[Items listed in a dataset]
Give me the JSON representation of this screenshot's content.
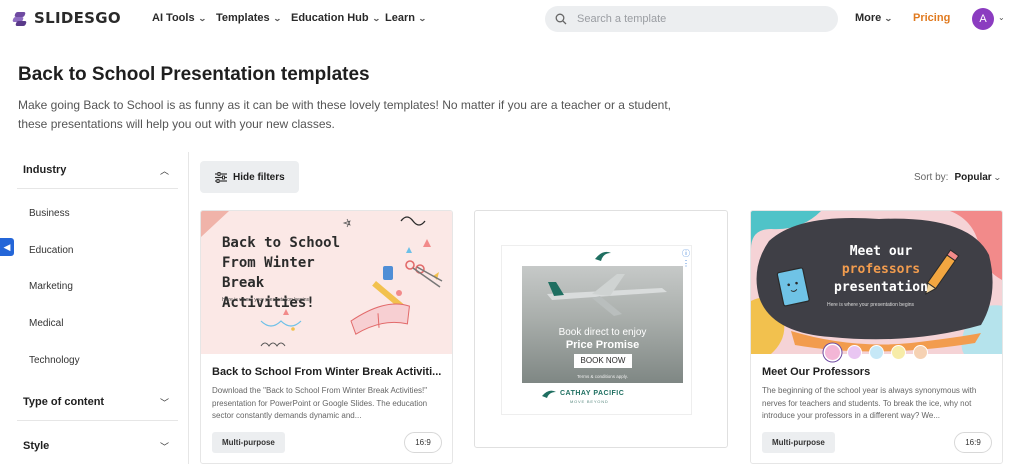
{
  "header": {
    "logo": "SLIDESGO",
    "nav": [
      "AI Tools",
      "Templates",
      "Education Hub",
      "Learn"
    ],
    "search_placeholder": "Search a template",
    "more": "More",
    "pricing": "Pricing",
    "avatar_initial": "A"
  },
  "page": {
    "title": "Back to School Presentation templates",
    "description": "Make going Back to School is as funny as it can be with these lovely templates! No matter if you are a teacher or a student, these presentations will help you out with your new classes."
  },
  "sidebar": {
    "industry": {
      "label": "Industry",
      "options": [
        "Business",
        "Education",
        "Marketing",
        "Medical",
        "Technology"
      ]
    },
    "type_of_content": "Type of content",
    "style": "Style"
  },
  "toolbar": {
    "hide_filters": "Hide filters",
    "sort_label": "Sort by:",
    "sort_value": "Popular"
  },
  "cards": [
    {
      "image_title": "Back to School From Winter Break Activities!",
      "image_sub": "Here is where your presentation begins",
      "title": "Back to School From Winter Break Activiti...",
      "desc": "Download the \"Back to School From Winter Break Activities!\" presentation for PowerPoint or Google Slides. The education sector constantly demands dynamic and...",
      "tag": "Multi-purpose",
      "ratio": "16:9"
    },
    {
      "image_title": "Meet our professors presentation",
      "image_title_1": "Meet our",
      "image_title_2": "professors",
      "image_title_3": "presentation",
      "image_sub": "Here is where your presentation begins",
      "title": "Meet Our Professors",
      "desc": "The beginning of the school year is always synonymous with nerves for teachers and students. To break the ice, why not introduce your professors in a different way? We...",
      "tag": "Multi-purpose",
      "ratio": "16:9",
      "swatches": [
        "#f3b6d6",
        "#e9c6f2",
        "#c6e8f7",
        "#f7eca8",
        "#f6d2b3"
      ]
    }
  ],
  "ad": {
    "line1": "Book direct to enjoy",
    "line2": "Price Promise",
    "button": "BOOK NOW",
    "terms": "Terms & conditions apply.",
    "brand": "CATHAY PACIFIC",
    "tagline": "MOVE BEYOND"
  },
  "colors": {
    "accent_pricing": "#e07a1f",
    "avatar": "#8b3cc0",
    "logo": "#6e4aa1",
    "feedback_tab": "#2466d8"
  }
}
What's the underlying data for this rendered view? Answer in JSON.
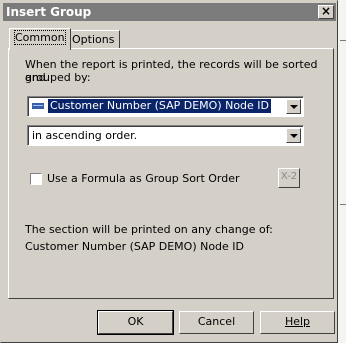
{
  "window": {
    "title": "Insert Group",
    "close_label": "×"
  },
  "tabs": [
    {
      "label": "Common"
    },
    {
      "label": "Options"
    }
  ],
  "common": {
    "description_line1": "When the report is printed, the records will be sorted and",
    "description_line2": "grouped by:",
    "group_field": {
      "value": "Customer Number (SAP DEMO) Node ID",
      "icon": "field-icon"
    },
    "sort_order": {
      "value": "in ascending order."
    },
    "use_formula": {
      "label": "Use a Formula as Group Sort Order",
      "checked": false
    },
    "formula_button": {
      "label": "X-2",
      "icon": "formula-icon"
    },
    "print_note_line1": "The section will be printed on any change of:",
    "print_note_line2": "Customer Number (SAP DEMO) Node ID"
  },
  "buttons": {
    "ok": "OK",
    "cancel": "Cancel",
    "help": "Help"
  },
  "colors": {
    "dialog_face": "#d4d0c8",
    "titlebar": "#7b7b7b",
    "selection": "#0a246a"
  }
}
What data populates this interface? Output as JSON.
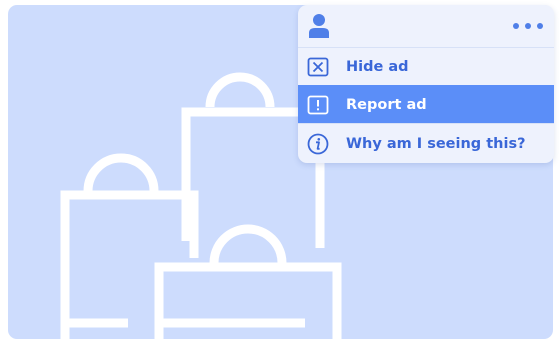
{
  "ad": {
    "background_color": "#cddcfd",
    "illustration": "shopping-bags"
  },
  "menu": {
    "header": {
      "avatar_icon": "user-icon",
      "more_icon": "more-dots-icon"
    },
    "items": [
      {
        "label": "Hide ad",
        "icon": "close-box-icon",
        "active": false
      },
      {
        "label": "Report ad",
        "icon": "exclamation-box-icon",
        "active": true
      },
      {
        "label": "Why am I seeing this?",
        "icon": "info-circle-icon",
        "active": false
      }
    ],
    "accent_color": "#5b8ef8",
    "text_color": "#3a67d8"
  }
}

**WHAT TO PRODUCE**
From the listing, tally every line with the word "Customer" in it and give only the tally.

**SOLVED PROBLEM**
2